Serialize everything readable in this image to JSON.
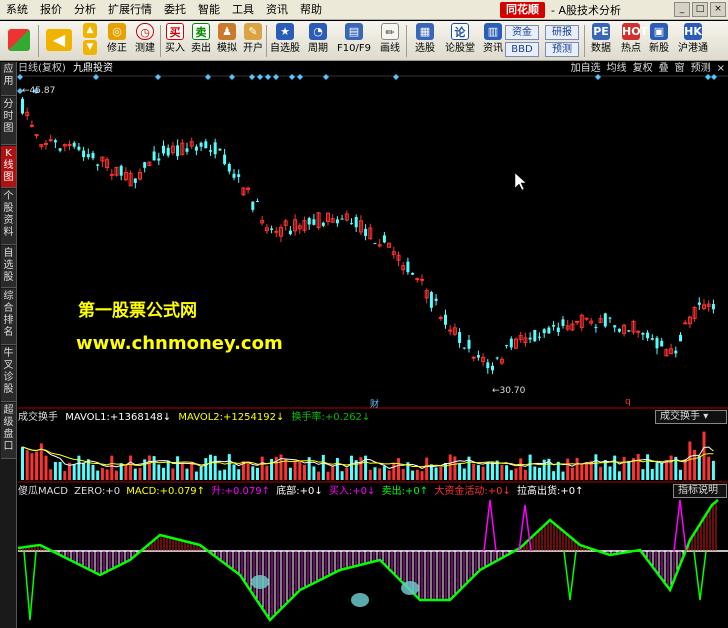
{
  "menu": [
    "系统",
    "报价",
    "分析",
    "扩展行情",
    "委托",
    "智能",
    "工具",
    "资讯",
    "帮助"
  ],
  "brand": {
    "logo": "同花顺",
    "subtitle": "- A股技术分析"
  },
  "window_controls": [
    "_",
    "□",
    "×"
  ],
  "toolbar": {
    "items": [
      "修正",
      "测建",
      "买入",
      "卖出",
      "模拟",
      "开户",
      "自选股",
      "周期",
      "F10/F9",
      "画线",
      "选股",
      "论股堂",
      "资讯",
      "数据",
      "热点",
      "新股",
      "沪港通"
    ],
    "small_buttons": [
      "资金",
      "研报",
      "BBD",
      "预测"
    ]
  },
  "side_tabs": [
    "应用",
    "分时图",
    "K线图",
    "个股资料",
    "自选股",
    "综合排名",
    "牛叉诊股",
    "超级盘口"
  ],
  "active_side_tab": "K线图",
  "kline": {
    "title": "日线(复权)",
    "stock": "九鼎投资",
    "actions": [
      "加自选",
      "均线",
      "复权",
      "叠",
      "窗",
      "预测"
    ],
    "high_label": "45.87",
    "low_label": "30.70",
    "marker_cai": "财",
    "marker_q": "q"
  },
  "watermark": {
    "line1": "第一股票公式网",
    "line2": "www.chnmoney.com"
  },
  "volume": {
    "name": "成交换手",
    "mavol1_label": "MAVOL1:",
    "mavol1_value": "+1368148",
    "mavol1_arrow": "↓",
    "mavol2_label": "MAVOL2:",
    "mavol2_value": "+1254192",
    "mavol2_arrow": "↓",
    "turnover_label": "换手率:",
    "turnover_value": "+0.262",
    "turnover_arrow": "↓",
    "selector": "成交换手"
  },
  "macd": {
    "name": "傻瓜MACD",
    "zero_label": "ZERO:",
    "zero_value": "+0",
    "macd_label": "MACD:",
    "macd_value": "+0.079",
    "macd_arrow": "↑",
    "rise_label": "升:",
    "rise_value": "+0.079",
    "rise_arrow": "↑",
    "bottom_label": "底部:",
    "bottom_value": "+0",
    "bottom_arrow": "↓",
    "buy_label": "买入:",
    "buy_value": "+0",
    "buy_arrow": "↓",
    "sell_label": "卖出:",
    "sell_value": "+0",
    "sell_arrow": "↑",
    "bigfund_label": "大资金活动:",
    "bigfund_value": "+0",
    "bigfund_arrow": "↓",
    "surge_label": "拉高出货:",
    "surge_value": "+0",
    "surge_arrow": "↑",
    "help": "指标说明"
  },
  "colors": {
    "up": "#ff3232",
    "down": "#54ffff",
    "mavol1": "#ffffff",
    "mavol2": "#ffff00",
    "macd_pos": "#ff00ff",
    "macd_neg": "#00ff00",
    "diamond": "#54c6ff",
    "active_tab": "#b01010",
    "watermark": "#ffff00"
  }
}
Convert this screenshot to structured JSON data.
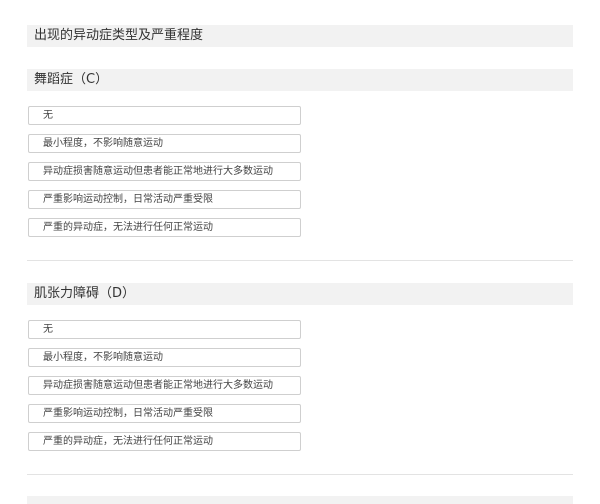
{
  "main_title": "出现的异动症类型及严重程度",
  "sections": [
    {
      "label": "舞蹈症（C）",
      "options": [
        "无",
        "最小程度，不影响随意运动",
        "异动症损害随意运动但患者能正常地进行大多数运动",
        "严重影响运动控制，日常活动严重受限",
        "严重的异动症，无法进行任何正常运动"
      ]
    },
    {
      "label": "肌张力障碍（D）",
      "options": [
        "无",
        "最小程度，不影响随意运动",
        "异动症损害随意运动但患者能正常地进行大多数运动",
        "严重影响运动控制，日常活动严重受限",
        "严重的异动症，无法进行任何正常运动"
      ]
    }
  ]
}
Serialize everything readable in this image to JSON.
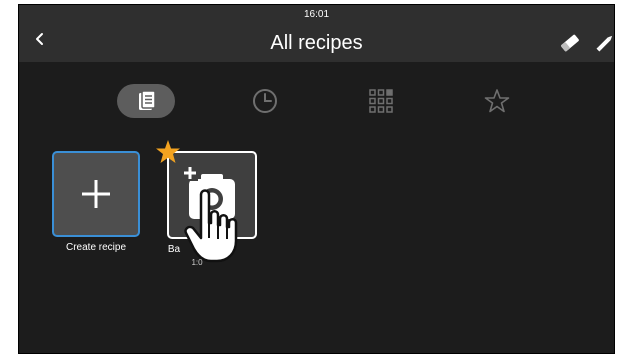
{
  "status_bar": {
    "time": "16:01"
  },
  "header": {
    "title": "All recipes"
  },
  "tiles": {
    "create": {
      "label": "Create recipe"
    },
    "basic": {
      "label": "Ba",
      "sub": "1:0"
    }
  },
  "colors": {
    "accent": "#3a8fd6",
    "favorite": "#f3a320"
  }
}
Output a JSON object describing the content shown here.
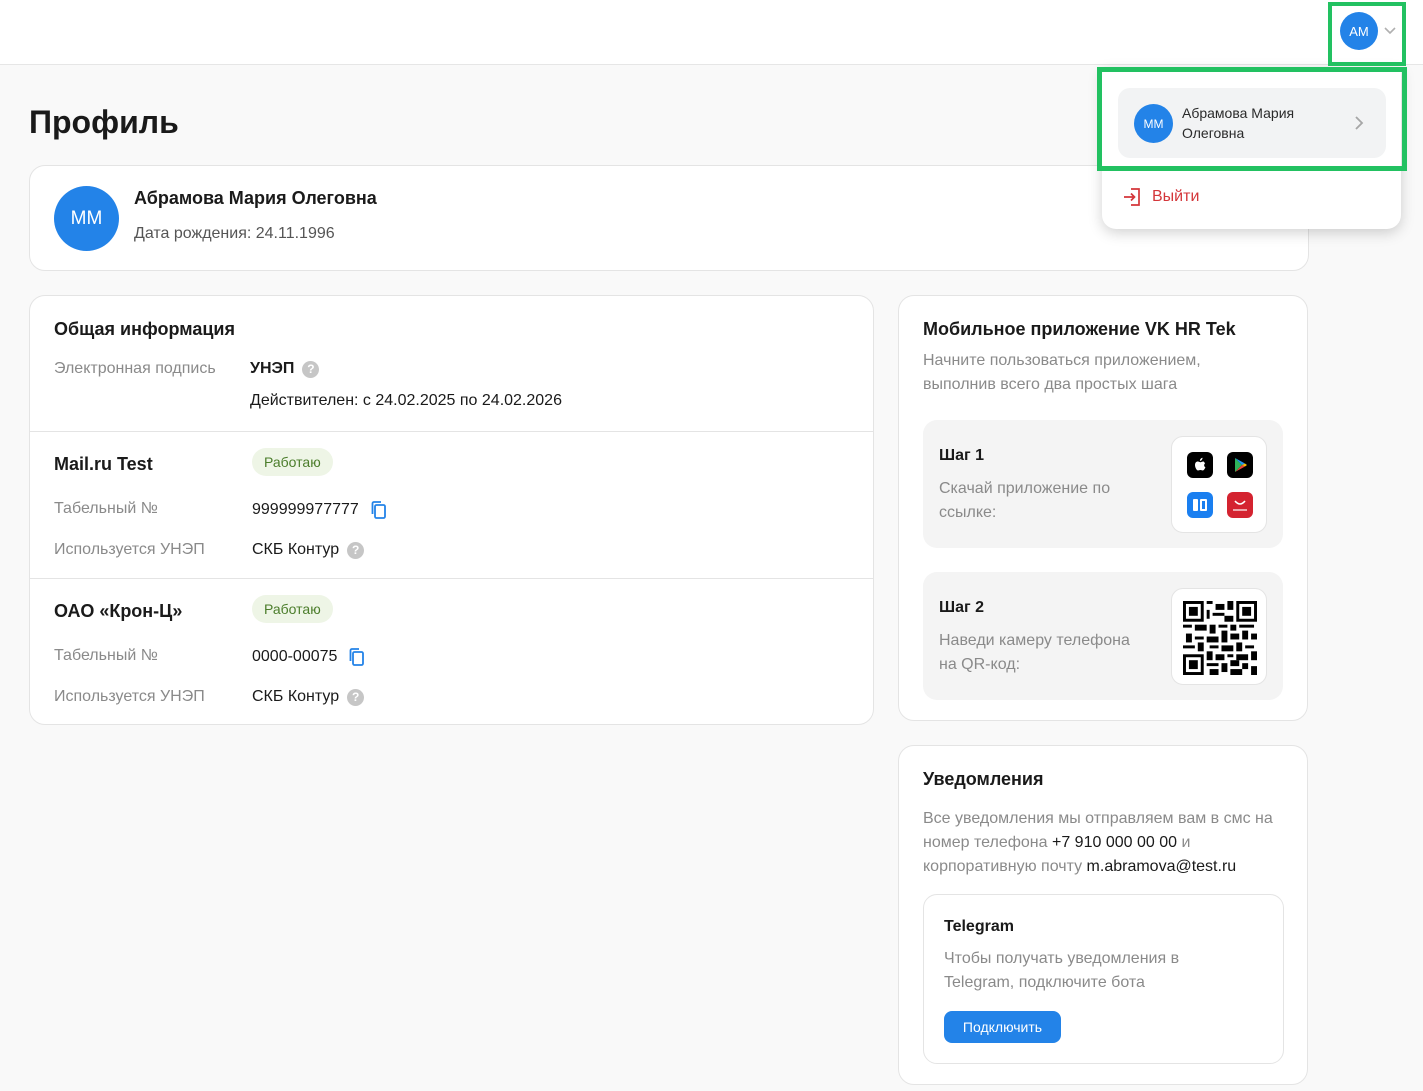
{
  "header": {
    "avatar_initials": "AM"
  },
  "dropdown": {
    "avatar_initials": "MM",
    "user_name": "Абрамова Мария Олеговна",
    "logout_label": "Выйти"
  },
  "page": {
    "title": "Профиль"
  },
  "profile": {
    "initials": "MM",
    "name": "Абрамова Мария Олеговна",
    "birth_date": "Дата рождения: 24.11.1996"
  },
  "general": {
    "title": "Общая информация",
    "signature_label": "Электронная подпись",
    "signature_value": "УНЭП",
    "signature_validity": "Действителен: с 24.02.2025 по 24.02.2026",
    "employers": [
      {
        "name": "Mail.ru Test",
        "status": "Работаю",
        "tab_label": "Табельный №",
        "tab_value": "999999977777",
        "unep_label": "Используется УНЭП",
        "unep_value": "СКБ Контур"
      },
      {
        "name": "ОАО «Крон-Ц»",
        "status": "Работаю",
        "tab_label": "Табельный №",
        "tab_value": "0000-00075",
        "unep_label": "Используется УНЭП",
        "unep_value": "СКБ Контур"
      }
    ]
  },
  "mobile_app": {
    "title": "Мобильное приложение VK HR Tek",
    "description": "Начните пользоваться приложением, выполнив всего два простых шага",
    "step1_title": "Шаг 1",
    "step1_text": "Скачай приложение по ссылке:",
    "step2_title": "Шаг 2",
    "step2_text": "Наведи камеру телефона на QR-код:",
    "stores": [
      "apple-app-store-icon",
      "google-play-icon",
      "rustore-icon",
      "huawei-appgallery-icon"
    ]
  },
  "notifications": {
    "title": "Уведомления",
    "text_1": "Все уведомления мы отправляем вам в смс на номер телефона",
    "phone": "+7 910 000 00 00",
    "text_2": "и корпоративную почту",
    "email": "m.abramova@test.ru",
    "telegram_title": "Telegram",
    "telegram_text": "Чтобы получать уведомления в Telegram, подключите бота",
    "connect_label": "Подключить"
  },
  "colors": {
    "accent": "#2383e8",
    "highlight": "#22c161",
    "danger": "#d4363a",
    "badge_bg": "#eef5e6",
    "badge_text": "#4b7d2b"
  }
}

________________________________________

WORK TO COMPLETE: Where a line in the material above holds "телефона", copy that line.

ANSWER TO THE TASK:
    "step2_text": "Наведи камеру телефона на QR-код:",
    "text_1": "Все уведомления мы отправляем вам в смс на номер телефона",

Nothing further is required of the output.